# GOAL OF THE EXERCISE
Extract every line that contains the word "color".

─── RECORDS FOR THIS TASK

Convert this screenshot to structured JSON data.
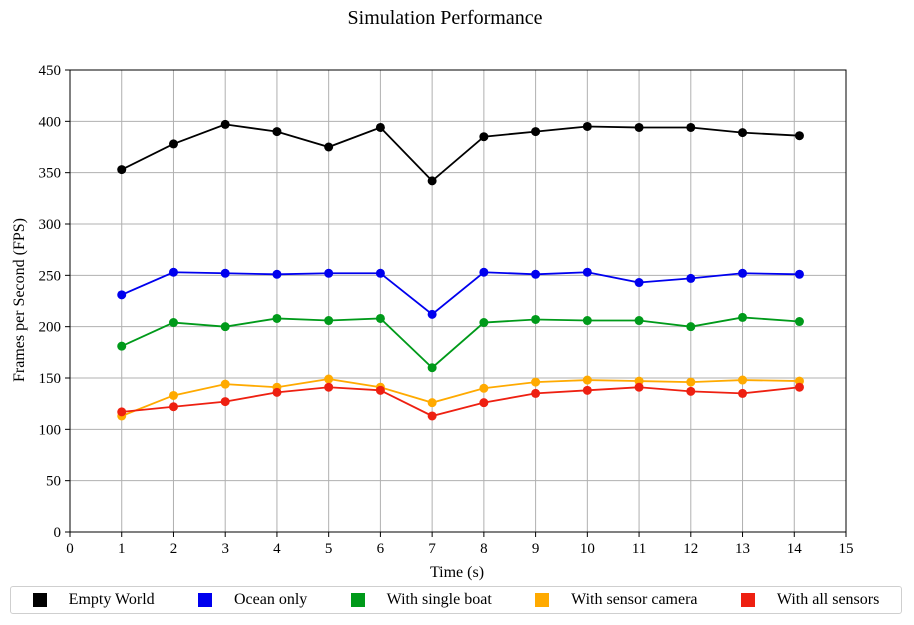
{
  "chart_data": {
    "type": "line",
    "title": "Simulation Performance",
    "xlabel": "Time (s)",
    "ylabel": "Frames per Second (FPS)",
    "xlim": [
      0,
      15
    ],
    "ylim": [
      0,
      450
    ],
    "xticks": [
      "0",
      "1",
      "2",
      "3",
      "4",
      "5",
      "6",
      "7",
      "8",
      "9",
      "10",
      "11",
      "12",
      "13",
      "14",
      "15"
    ],
    "yticks": [
      "0",
      "50",
      "100",
      "150",
      "200",
      "250",
      "300",
      "350",
      "400",
      "450"
    ],
    "grid": true,
    "legend_position": "bottom",
    "x": [
      1,
      2,
      3,
      4,
      5,
      6,
      7,
      8,
      9,
      10,
      11,
      12,
      13,
      14.1
    ],
    "series": [
      {
        "name": "Empty World",
        "color": "#000000",
        "values": [
          353,
          378,
          397,
          390,
          375,
          394,
          342,
          385,
          390,
          395,
          394,
          394,
          389,
          386
        ]
      },
      {
        "name": "Ocean only",
        "color": "#0000ee",
        "values": [
          231,
          253,
          252,
          251,
          252,
          252,
          212,
          253,
          251,
          253,
          243,
          247,
          252,
          251
        ]
      },
      {
        "name": "With single boat",
        "color": "#009a1a",
        "values": [
          181,
          204,
          200,
          208,
          206,
          208,
          160,
          204,
          207,
          206,
          206,
          200,
          209,
          205
        ]
      },
      {
        "name": "With sensor camera",
        "color": "#ffaa00",
        "values": [
          113,
          133,
          144,
          141,
          149,
          141,
          126,
          140,
          146,
          148,
          147,
          146,
          148,
          147
        ]
      },
      {
        "name": "With all sensors",
        "color": "#ee2011",
        "values": [
          117,
          122,
          127,
          136,
          141,
          138,
          113,
          126,
          135,
          138,
          141,
          137,
          135,
          141
        ]
      }
    ]
  }
}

──────

# ANSWER TO THE EXERCISE
        "color": "#000000",
        "color": "#0000ee",
        "color": "#009a1a",
        "color": "#ffaa00",
        "color": "#ee2011",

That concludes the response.